[WORK TO COMPLETE] Reproduce the records exactly.

☆ ☆ ☆ ☆

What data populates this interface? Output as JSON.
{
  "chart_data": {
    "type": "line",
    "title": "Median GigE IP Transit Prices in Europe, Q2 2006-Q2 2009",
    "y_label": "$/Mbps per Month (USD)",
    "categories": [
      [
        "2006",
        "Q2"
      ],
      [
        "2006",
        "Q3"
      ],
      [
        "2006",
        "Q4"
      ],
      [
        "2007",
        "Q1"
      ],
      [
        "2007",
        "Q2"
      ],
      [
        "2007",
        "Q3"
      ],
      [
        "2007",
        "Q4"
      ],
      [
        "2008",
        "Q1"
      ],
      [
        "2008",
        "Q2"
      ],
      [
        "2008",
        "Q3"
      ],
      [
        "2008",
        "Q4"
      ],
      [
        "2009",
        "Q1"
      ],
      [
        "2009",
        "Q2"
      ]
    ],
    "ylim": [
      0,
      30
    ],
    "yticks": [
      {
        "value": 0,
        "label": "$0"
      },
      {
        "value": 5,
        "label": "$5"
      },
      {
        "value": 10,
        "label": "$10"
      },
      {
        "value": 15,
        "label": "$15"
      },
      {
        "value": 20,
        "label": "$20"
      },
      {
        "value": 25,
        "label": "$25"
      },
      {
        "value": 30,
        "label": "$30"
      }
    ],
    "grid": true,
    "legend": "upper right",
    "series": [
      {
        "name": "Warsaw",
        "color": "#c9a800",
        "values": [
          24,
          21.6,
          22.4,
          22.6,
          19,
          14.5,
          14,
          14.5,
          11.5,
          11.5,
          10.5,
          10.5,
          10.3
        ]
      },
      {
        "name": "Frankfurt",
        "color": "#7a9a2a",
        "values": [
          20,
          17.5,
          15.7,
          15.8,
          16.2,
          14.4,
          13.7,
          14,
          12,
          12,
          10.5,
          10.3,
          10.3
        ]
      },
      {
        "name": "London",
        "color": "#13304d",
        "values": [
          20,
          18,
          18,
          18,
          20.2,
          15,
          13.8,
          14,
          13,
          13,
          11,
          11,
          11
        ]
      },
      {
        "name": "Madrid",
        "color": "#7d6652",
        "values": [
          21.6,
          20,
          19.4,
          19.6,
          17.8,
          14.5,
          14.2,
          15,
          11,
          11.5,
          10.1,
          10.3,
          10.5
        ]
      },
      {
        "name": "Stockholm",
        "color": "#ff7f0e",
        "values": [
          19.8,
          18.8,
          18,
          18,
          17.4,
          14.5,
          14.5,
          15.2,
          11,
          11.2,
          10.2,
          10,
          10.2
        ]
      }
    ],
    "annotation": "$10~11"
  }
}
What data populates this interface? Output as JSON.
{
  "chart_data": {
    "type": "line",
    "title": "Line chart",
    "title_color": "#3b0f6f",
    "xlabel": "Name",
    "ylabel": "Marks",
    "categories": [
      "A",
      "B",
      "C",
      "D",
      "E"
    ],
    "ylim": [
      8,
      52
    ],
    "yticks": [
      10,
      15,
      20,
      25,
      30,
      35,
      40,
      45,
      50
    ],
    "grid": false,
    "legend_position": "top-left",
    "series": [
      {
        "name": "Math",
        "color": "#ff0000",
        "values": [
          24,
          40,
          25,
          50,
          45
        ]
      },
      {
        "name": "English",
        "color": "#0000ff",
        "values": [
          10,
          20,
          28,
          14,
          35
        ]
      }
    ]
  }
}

☆ ☆ ☆ ☆

[ANSWER IN FULL]
What data populates this interface? Output as JSON.
{
  "chart_data": {
    "type": "line",
    "title": "Median GigE IP Transit Prices in Europe, Q2 2006-Q2 2009",
    "y_label": "$/Mbps per Month (USD)",
    "categories": [
      [
        "2006",
        "Q2"
      ],
      [
        "2006",
        "Q3"
      ],
      [
        "2006",
        "Q4"
      ],
      [
        "2007",
        "Q1"
      ],
      [
        "2007",
        "Q2"
      ],
      [
        "2007",
        "Q3"
      ],
      [
        "2007",
        "Q4"
      ],
      [
        "2008",
        "Q1"
      ],
      [
        "2008",
        "Q2"
      ],
      [
        "2008",
        "Q3"
      ],
      [
        "2008",
        "Q4"
      ],
      [
        "2009",
        "Q1"
      ],
      [
        "2009",
        "Q2"
      ]
    ],
    "ylim": [
      0,
      30
    ],
    "yticks": [
      {
        "value": 0,
        "label": "$0"
      },
      {
        "value": 5,
        "label": "$5"
      },
      {
        "value": 10,
        "label": "$10"
      },
      {
        "value": 15,
        "label": "$15"
      },
      {
        "value": 20,
        "label": "$20"
      },
      {
        "value": 25,
        "label": "$25"
      },
      {
        "value": 30,
        "label": "$30"
      }
    ],
    "grid": true,
    "legend": "upper right",
    "series": [
      {
        "name": "Warsaw",
        "color": "#c9a800",
        "values": [
          24,
          21.6,
          22.4,
          22.6,
          19,
          14.5,
          14,
          14.5,
          11.5,
          11.5,
          10.5,
          10.5,
          10.3
        ]
      },
      {
        "name": "Frankfurt",
        "color": "#7a9a2a",
        "values": [
          20,
          17.5,
          15.7,
          15.8,
          16.2,
          14.4,
          13.7,
          14,
          12,
          12,
          10.5,
          10.3,
          10.3
        ]
      },
      {
        "name": "London",
        "color": "#13304d",
        "values": [
          20,
          18,
          18,
          18,
          20.2,
          15,
          13.8,
          14,
          13,
          13,
          11,
          11,
          11
        ]
      },
      {
        "name": "Madrid",
        "color": "#7d6652",
        "values": [
          21.6,
          20,
          19.4,
          19.6,
          17.8,
          14.5,
          14.2,
          15,
          11,
          11.5,
          10.1,
          10.3,
          10.5
        ]
      },
      {
        "name": "Stockholm",
        "color": "#ff7f0e",
        "values": [
          19.8,
          18.8,
          18,
          18,
          17.4,
          14.5,
          14.5,
          15.2,
          11,
          11.2,
          10.2,
          10,
          10.2
        ]
      }
    ],
    "annotation": "$10~11"
  }
}
What data populates this interface? Output as JSON.
{
  "chart_data": {
    "type": "line",
    "title": "Line chart",
    "title_color": "#3b0f6f",
    "xlabel": "Name",
    "ylabel": "Marks",
    "categories": [
      "A",
      "B",
      "C",
      "D",
      "E"
    ],
    "ylim": [
      8,
      52
    ],
    "yticks": [
      10,
      15,
      20,
      25,
      30,
      35,
      40,
      45,
      50
    ],
    "grid": false,
    "legend_position": "top-left",
    "series": [
      {
        "name": "Math",
        "color": "#ff0000",
        "values": [
          24,
          40,
          25,
          50,
          45
        ]
      },
      {
        "name": "English",
        "color": "#0000ff",
        "values": [
          10,
          20,
          28,
          14,
          35
        ]
      }
    ]
  }
}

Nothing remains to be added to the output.